:: Requirement ::
Leave out the pictures and copy the remaining records exactly.

::: Records for this exercise

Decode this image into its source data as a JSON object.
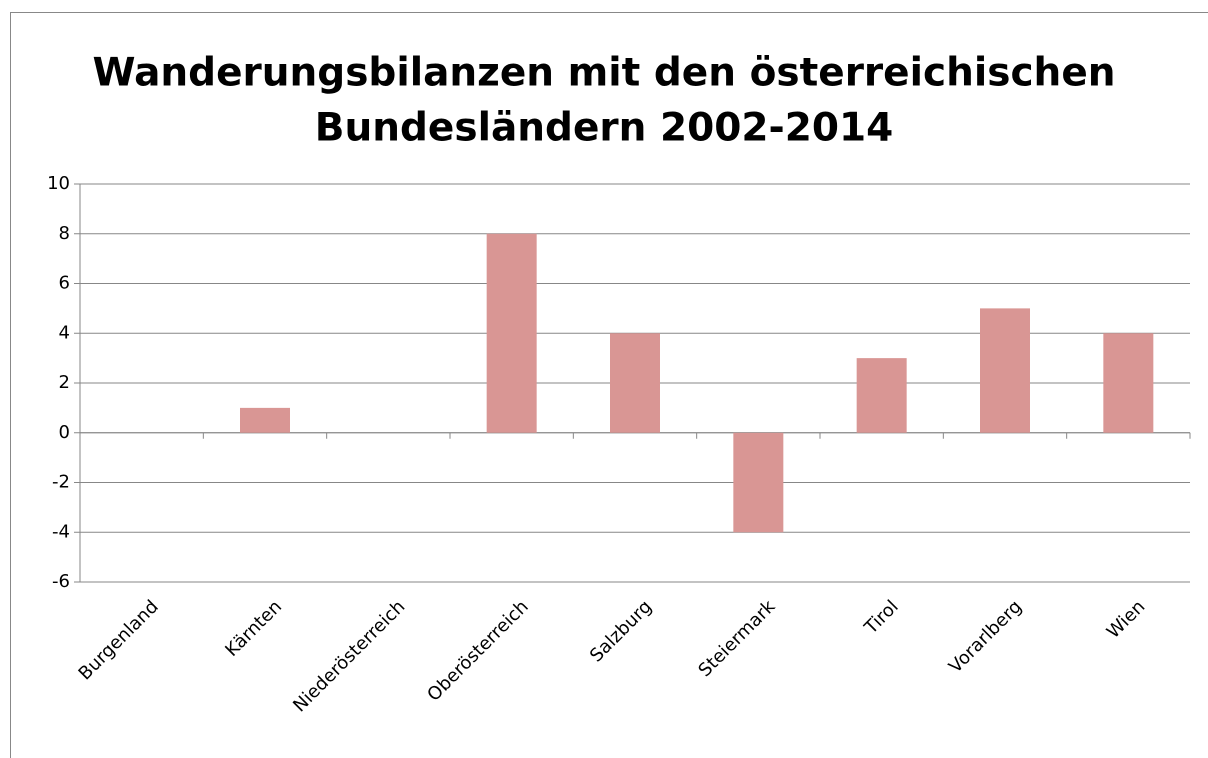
{
  "chart_data": {
    "type": "bar",
    "title": [
      "Wanderungsbilanzen mit den österreichischen",
      "Bundesländern 2002-2014"
    ],
    "categories": [
      "Burgenland",
      "Kärnten",
      "Niederösterreich",
      "Oberösterreich",
      "Salzburg",
      "Steiermark",
      "Tirol",
      "Vorarlberg",
      "Wien"
    ],
    "values": [
      0,
      1,
      0,
      8,
      4,
      -4,
      3,
      5,
      4
    ],
    "color": "#d99694",
    "ylim": [
      -6,
      10
    ],
    "yticks": [
      -6,
      -4,
      -2,
      0,
      2,
      4,
      6,
      8,
      10
    ],
    "grid": true
  }
}
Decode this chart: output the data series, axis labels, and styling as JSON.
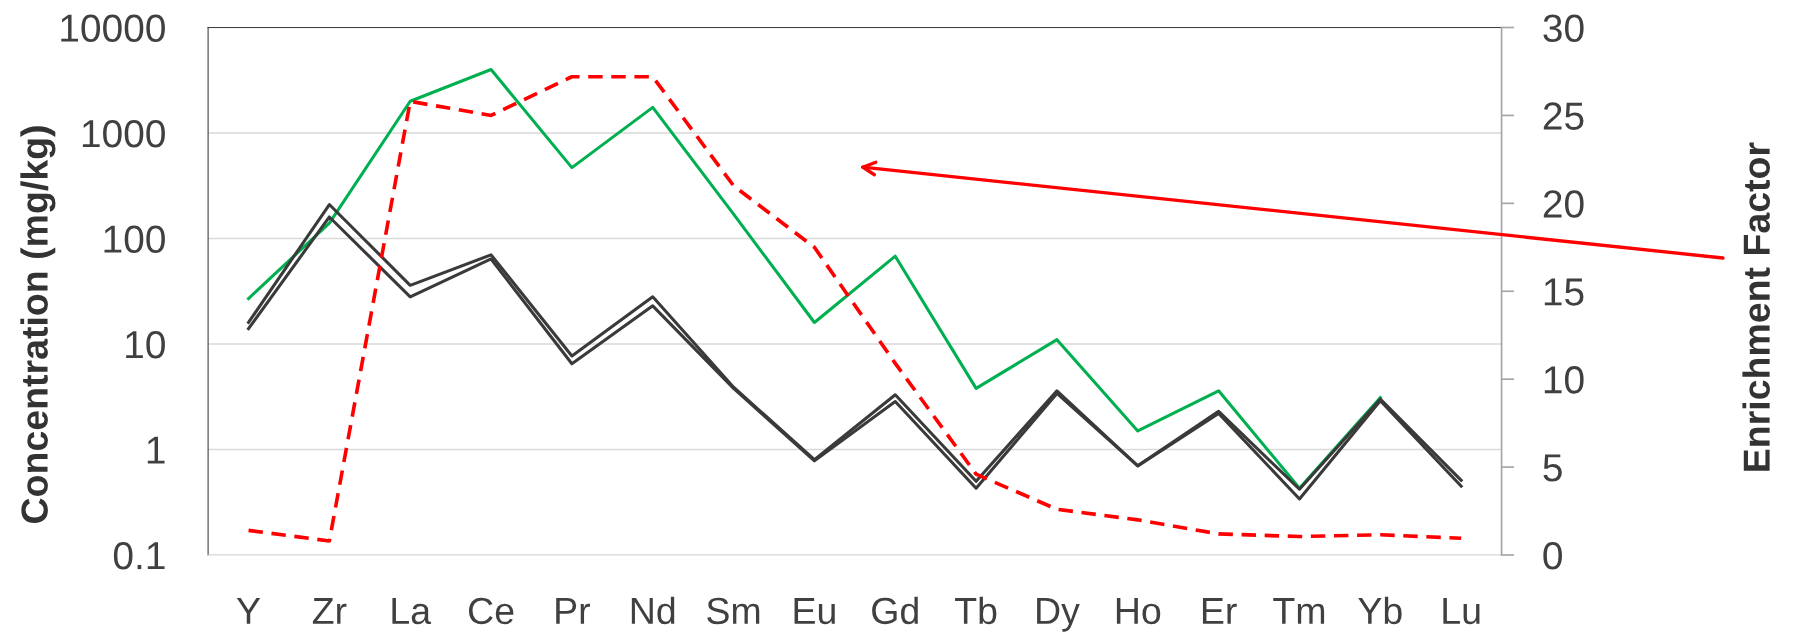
{
  "chart_data": {
    "type": "line",
    "categories": [
      "Y",
      "Zr",
      "La",
      "Ce",
      "Pr",
      "Nd",
      "Sm",
      "Eu",
      "Gd",
      "Tb",
      "Dy",
      "Ho",
      "Er",
      "Tm",
      "Yb",
      "Lu"
    ],
    "ylabel": "Concentration (mg/kg)",
    "y2label": "Enrichment Factor",
    "log": "y",
    "ylim": [
      0.1,
      10000
    ],
    "yticks": [
      0.1,
      1,
      10,
      100,
      1000,
      10000
    ],
    "y2lim": [
      0,
      30
    ],
    "y2ticks": [
      0,
      5,
      10,
      15,
      20,
      25,
      30
    ],
    "grid": "y",
    "series": [
      {
        "color": "#00b050",
        "values": [
          27,
          140,
          2000,
          4000,
          470,
          1750,
          170,
          16,
          68,
          3.8,
          11,
          1.5,
          3.6,
          0.43,
          3.1,
          null
        ]
      },
      {
        "color": "#3a3a3a",
        "values": [
          16,
          210,
          36,
          70,
          7.7,
          28,
          3.9,
          0.8,
          3.3,
          0.5,
          3.6,
          0.7,
          2.3,
          0.42,
          3.0,
          0.51
        ]
      },
      {
        "color": "#3a3a3a",
        "values": [
          14,
          160,
          28,
          64,
          6.5,
          23,
          3.8,
          0.78,
          2.85,
          0.43,
          3.4,
          0.7,
          2.2,
          0.34,
          2.9,
          0.45
        ]
      },
      {
        "color": "#ff0000",
        "axis": "y2",
        "line_style": "dashed",
        "values": [
          1.4,
          0.8,
          25.8,
          25,
          27.2,
          27.2,
          21,
          17.5,
          10.9,
          4.6,
          2.6,
          2,
          1.2,
          1.05,
          1.15,
          0.95
        ]
      }
    ]
  }
}
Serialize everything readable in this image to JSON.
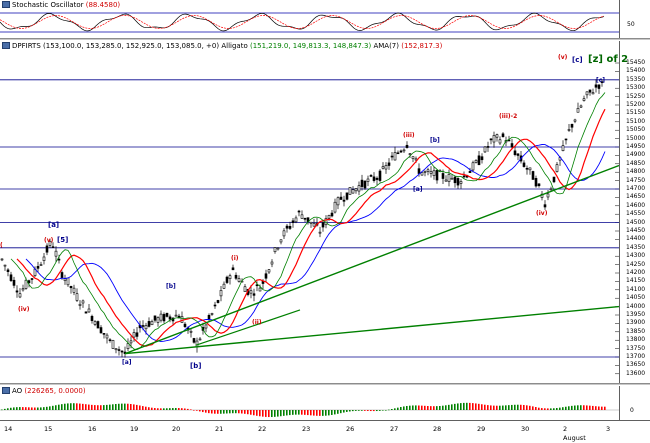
{
  "panes": {
    "stochastic": {
      "name": "Stochastic Oscillator",
      "value": "(88.4580)",
      "y_ticks": [
        "50"
      ]
    },
    "price": {
      "symbol": "DPFIRTS",
      "ohlc": "(153,100.0, 153,285.0, 152,925.0, 153,085.0, +0)",
      "alligator_label": "Alligato",
      "alligator_values": "(151,219.0, 149,813.3, 148,847.3)",
      "ama_label": "AMA(7)",
      "ama_value": "(152,817.3)",
      "y_ticks": [
        "15450",
        "15400",
        "15350",
        "15300",
        "15250",
        "15200",
        "15150",
        "15100",
        "15050",
        "15000",
        "14950",
        "14900",
        "14850",
        "14800",
        "14750",
        "14700",
        "14650",
        "14600",
        "14550",
        "14500",
        "14450",
        "14400",
        "14350",
        "14300",
        "14250",
        "14200",
        "14150",
        "14100",
        "14050",
        "14000",
        "13950",
        "13900",
        "13850",
        "13800",
        "13750",
        "13700",
        "13650",
        "13600"
      ]
    },
    "ao": {
      "name": "AO",
      "value": "(226265, 0.0000)",
      "y_ticks": [
        "0"
      ]
    }
  },
  "x_axis": {
    "labels": [
      "14",
      "15",
      "16",
      "19",
      "20",
      "21",
      "22",
      "23",
      "26",
      "27",
      "28",
      "29",
      "30",
      "2",
      "3"
    ],
    "sublabel": "August"
  },
  "wave_labels": {
    "a_major": "[a]",
    "b_major": "[b]",
    "c_major": "[c]",
    "z_of_2": "[z] of 2",
    "v_left": "(v)",
    "five_left": "[5]",
    "four_left": "(iv)",
    "a_low": "[a]",
    "b_mid": "[b]",
    "i_lab": "(i)",
    "ii_lab": "(ii)",
    "iii_lab": "(iii)",
    "a_small": "[a]",
    "b_small": "[b]",
    "iii2": "(iii)-2",
    "iv_lab": "(iv)",
    "v_top": "(v)",
    "paren_left": "(",
    "c_small": "[c]"
  },
  "colors": {
    "jaw": "#0000ff",
    "teeth": "#ff0000",
    "lips": "#008000",
    "trend": "#008000",
    "hline": "#00008b",
    "stoch_k": "#000000",
    "stoch_d": "#ff0000"
  }
}
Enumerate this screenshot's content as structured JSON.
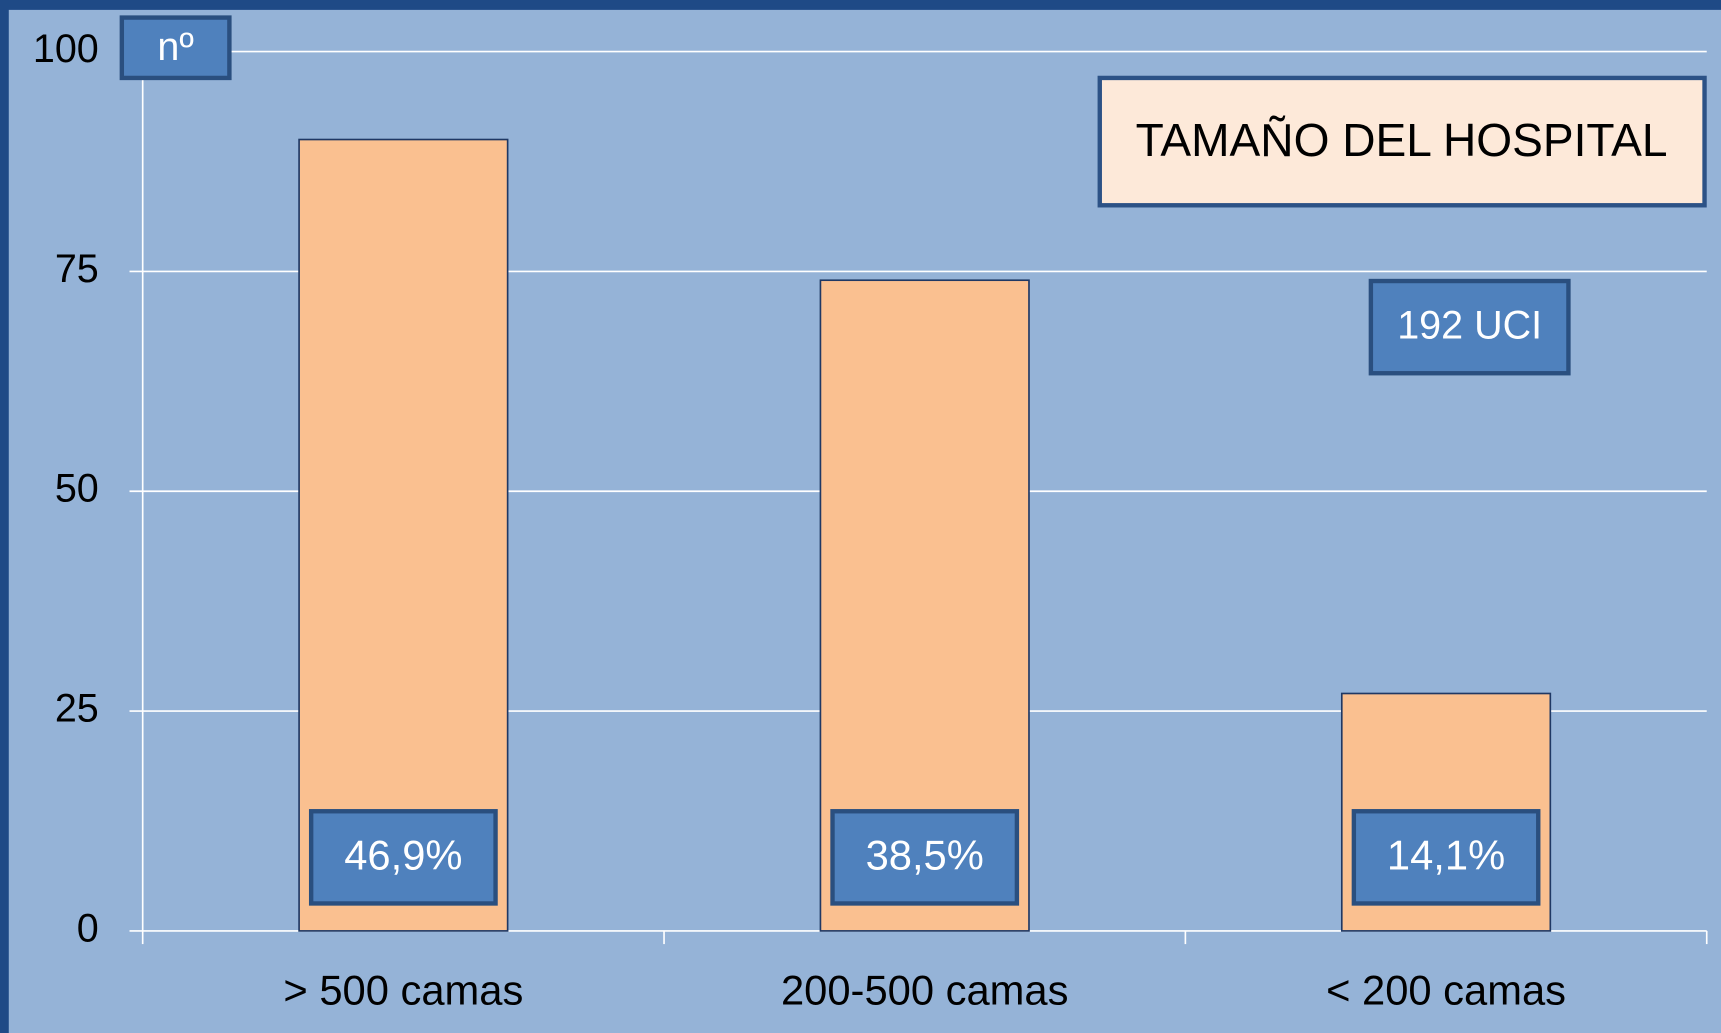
{
  "chart_data": {
    "type": "bar",
    "title": "TAMAÑO DEL HOSPITAL",
    "subtitle": "192 UCI",
    "y_label": "nº",
    "categories": [
      "> 500 camas",
      "200-500 camas",
      "< 200 camas"
    ],
    "values": [
      90,
      74,
      27
    ],
    "bar_labels": [
      "46,9%",
      "38,5%",
      "14,1%"
    ],
    "color": "#fac090",
    "ylim": [
      0,
      100
    ],
    "yticks": [
      0,
      25,
      50,
      75,
      100
    ],
    "grid": true
  }
}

::::::

:: Solution for this task ::
Decode this image into its source data as a JSON object.
{
  "chart_data": {
    "type": "bar",
    "title": [
      "Wanderungsbilanzen mit den österreichischen",
      "Bundesländern 2002-2014"
    ],
    "categories": [
      "Burgenland",
      "Kärnten",
      "Niederösterreich",
      "Oberösterreich",
      "Salzburg",
      "Steiermark",
      "Tirol",
      "Vorarlberg",
      "Wien"
    ],
    "values": [
      0,
      1,
      0,
      8,
      4,
      -4,
      3,
      5,
      4
    ],
    "color": "#d99694",
    "ylim": [
      -6,
      10
    ],
    "yticks": [
      -6,
      -4,
      -2,
      0,
      2,
      4,
      6,
      8,
      10
    ],
    "grid": true
  }
}
Decode this chart: output the data series, axis labels, and styling as JSON.
{
  "chart_data": {
    "type": "line",
    "categories": [
      "Y",
      "Zr",
      "La",
      "Ce",
      "Pr",
      "Nd",
      "Sm",
      "Eu",
      "Gd",
      "Tb",
      "Dy",
      "Ho",
      "Er",
      "Tm",
      "Yb",
      "Lu"
    ],
    "ylabel": "Concentration (mg/kg)",
    "y2label": "Enrichment Factor",
    "log": "y",
    "ylim": [
      0.1,
      10000
    ],
    "yticks": [
      0.1,
      1,
      10,
      100,
      1000,
      10000
    ],
    "y2lim": [
      0,
      30
    ],
    "y2ticks": [
      0,
      5,
      10,
      15,
      20,
      25,
      30
    ],
    "grid": "y",
    "series": [
      {
        "color": "#00b050",
        "values": [
          27,
          140,
          2000,
          4000,
          470,
          1750,
          170,
          16,
          68,
          3.8,
          11,
          1.5,
          3.6,
          0.43,
          3.1,
          null
        ]
      },
      {
        "color": "#3a3a3a",
        "values": [
          16,
          210,
          36,
          70,
          7.7,
          28,
          3.9,
          0.8,
          3.3,
          0.5,
          3.6,
          0.7,
          2.3,
          0.42,
          3.0,
          0.51
        ]
      },
      {
        "color": "#3a3a3a",
        "values": [
          14,
          160,
          28,
          64,
          6.5,
          23,
          3.8,
          0.78,
          2.85,
          0.43,
          3.4,
          0.7,
          2.2,
          0.34,
          2.9,
          0.45
        ]
      },
      {
        "color": "#ff0000",
        "axis": "y2",
        "line_style": "dashed",
        "values": [
          1.4,
          0.8,
          25.8,
          25,
          27.2,
          27.2,
          21,
          17.5,
          10.9,
          4.6,
          2.6,
          2,
          1.2,
          1.05,
          1.15,
          0.95
        ]
      }
    ]
  }
}
Serialize everything readable in this image to JSON.
{
  "panes": {
    "stochastic": {
      "name": "Stochastic Oscillator",
      "value": "(88.4580)",
      "y_ticks": [
        "50"
      ]
    },
    "price": {
      "symbol": "DPFIRTS",
      "ohlc": "(153,100.0, 153,285.0, 152,925.0, 153,085.0, +0)",
      "alligator_label": "Alligato",
      "alligator_values": "(151,219.0, 149,813.3, 148,847.3)",
      "ama_label": "AMA(7)",
      "ama_value": "(152,817.3)",
      "y_ticks": [
        "15450",
        "15400",
        "15350",
        "15300",
        "15250",
        "15200",
        "15150",
        "15100",
        "15050",
        "15000",
        "14950",
        "14900",
        "14850",
        "14800",
        "14750",
        "14700",
        "14650",
        "14600",
        "14550",
        "14500",
        "14450",
        "14400",
        "14350",
        "14300",
        "14250",
        "14200",
        "14150",
        "14100",
        "14050",
        "14000",
        "13950",
        "13900",
        "13850",
        "13800",
        "13750",
        "13700",
        "13650",
        "13600"
      ]
    },
    "ao": {
      "name": "AO",
      "value": "(226265, 0.0000)",
      "y_ticks": [
        "0"
      ]
    }
  },
  "x_axis": {
    "labels": [
      "14",
      "15",
      "16",
      "19",
      "20",
      "21",
      "22",
      "23",
      "26",
      "27",
      "28",
      "29",
      "30",
      "2",
      "3"
    ],
    "sublabel": "August"
  },
  "wave_labels": {
    "a_major": "[a]",
    "b_major": "[b]",
    "c_major": "[c]",
    "z_of_2": "[z] of 2",
    "v_left": "(v)",
    "five_left": "[5]",
    "four_left": "(iv)",
    "a_low": "[a]",
    "b_mid": "[b]",
    "i_lab": "(i)",
    "ii_lab": "(ii)",
    "iii_lab": "(iii)",
    "a_small": "[a]",
    "b_small": "[b]",
    "iii2": "(iii)-2",
    "iv_lab": "(iv)",
    "v_top": "(v)",
    "paren_left": "(",
    "c_small": "[c]"
  },
  "colors": {
    "jaw": "#0000ff",
    "teeth": "#ff0000",
    "lips": "#008000",
    "trend": "#008000",
    "hline": "#00008b",
    "stoch_k": "#000000",
    "stoch_d": "#ff0000"
  }
}
Enumerate this screenshot's content as structured JSON.
{
  "chart_data": {
    "type": "bar",
    "title": "TAMAÑO DEL HOSPITAL",
    "subtitle": "192 UCI",
    "y_label": "nº",
    "categories": [
      "> 500 camas",
      "200-500 camas",
      "< 200 camas"
    ],
    "values": [
      90,
      74,
      27
    ],
    "bar_labels": [
      "46,9%",
      "38,5%",
      "14,1%"
    ],
    "color": "#fac090",
    "ylim": [
      0,
      100
    ],
    "yticks": [
      0,
      25,
      50,
      75,
      100
    ],
    "grid": true
  }
}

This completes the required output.